PROBLEM DETAILS = Copy out the entries below precisely; nothing is to be omitted.

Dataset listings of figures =
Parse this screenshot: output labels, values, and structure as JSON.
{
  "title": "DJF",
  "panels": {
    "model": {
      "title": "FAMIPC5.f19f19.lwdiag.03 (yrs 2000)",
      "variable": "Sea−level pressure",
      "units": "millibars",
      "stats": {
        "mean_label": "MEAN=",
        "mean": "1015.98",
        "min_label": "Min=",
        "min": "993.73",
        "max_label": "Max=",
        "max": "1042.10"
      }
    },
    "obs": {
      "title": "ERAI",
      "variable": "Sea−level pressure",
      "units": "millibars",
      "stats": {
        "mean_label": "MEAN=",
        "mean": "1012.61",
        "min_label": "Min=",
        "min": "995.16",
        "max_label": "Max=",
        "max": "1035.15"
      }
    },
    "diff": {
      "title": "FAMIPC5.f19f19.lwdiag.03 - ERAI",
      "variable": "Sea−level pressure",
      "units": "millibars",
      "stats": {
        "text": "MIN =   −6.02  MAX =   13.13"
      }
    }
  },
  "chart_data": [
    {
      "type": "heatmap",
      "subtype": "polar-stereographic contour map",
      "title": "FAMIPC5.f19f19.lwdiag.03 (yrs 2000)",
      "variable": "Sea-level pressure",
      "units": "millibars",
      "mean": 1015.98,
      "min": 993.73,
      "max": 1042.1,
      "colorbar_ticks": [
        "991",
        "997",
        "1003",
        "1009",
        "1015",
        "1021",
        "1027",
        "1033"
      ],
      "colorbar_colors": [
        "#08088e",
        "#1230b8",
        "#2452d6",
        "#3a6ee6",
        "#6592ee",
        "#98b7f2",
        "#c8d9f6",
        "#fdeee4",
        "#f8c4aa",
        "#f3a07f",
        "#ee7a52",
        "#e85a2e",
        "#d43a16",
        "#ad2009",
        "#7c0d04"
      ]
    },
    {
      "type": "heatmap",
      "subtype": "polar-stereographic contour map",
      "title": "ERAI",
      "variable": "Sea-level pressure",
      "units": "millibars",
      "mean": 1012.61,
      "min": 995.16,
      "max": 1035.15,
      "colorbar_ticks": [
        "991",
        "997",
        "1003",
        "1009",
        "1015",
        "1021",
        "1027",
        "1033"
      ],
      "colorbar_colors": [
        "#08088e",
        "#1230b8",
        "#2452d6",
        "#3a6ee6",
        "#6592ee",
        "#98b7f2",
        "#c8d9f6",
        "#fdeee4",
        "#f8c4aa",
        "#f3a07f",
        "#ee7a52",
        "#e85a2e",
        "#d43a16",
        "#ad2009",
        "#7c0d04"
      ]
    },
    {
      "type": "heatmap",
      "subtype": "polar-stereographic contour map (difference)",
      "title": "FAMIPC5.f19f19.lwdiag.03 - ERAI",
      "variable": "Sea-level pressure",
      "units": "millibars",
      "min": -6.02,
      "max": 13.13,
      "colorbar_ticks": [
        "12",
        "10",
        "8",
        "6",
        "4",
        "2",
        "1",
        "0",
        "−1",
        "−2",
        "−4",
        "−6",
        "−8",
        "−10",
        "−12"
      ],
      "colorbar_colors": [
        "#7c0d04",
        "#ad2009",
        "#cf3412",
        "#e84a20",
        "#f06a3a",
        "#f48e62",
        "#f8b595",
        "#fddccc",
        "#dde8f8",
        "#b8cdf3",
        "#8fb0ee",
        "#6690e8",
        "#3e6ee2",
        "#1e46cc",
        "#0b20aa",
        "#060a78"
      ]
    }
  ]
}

RESPONSE BELOW =
Parse this screenshot: output labels, values, and structure as JSON.
{
  "title": "DJF",
  "panels": {
    "model": {
      "title": "FAMIPC5.f19f19.lwdiag.03 (yrs 2000)",
      "variable": "Sea−level pressure",
      "units": "millibars",
      "stats": {
        "mean_label": "MEAN=",
        "mean": "1015.98",
        "min_label": "Min=",
        "min": "993.73",
        "max_label": "Max=",
        "max": "1042.10"
      }
    },
    "obs": {
      "title": "ERAI",
      "variable": "Sea−level pressure",
      "units": "millibars",
      "stats": {
        "mean_label": "MEAN=",
        "mean": "1012.61",
        "min_label": "Min=",
        "min": "995.16",
        "max_label": "Max=",
        "max": "1035.15"
      }
    },
    "diff": {
      "title": "FAMIPC5.f19f19.lwdiag.03 - ERAI",
      "variable": "Sea−level pressure",
      "units": "millibars",
      "stats": {
        "text": "MIN =   −6.02  MAX =   13.13"
      }
    }
  },
  "chart_data": [
    {
      "type": "heatmap",
      "subtype": "polar-stereographic contour map",
      "title": "FAMIPC5.f19f19.lwdiag.03 (yrs 2000)",
      "variable": "Sea-level pressure",
      "units": "millibars",
      "mean": 1015.98,
      "min": 993.73,
      "max": 1042.1,
      "colorbar_ticks": [
        "991",
        "997",
        "1003",
        "1009",
        "1015",
        "1021",
        "1027",
        "1033"
      ],
      "colorbar_colors": [
        "#08088e",
        "#1230b8",
        "#2452d6",
        "#3a6ee6",
        "#6592ee",
        "#98b7f2",
        "#c8d9f6",
        "#fdeee4",
        "#f8c4aa",
        "#f3a07f",
        "#ee7a52",
        "#e85a2e",
        "#d43a16",
        "#ad2009",
        "#7c0d04"
      ]
    },
    {
      "type": "heatmap",
      "subtype": "polar-stereographic contour map",
      "title": "ERAI",
      "variable": "Sea-level pressure",
      "units": "millibars",
      "mean": 1012.61,
      "min": 995.16,
      "max": 1035.15,
      "colorbar_ticks": [
        "991",
        "997",
        "1003",
        "1009",
        "1015",
        "1021",
        "1027",
        "1033"
      ],
      "colorbar_colors": [
        "#08088e",
        "#1230b8",
        "#2452d6",
        "#3a6ee6",
        "#6592ee",
        "#98b7f2",
        "#c8d9f6",
        "#fdeee4",
        "#f8c4aa",
        "#f3a07f",
        "#ee7a52",
        "#e85a2e",
        "#d43a16",
        "#ad2009",
        "#7c0d04"
      ]
    },
    {
      "type": "heatmap",
      "subtype": "polar-stereographic contour map (difference)",
      "title": "FAMIPC5.f19f19.lwdiag.03 - ERAI",
      "variable": "Sea-level pressure",
      "units": "millibars",
      "min": -6.02,
      "max": 13.13,
      "colorbar_ticks": [
        "12",
        "10",
        "8",
        "6",
        "4",
        "2",
        "1",
        "0",
        "−1",
        "−2",
        "−4",
        "−6",
        "−8",
        "−10",
        "−12"
      ],
      "colorbar_colors": [
        "#7c0d04",
        "#ad2009",
        "#cf3412",
        "#e84a20",
        "#f06a3a",
        "#f48e62",
        "#f8b595",
        "#fddccc",
        "#dde8f8",
        "#b8cdf3",
        "#8fb0ee",
        "#6690e8",
        "#3e6ee2",
        "#1e46cc",
        "#0b20aa",
        "#060a78"
      ]
    }
  ]
}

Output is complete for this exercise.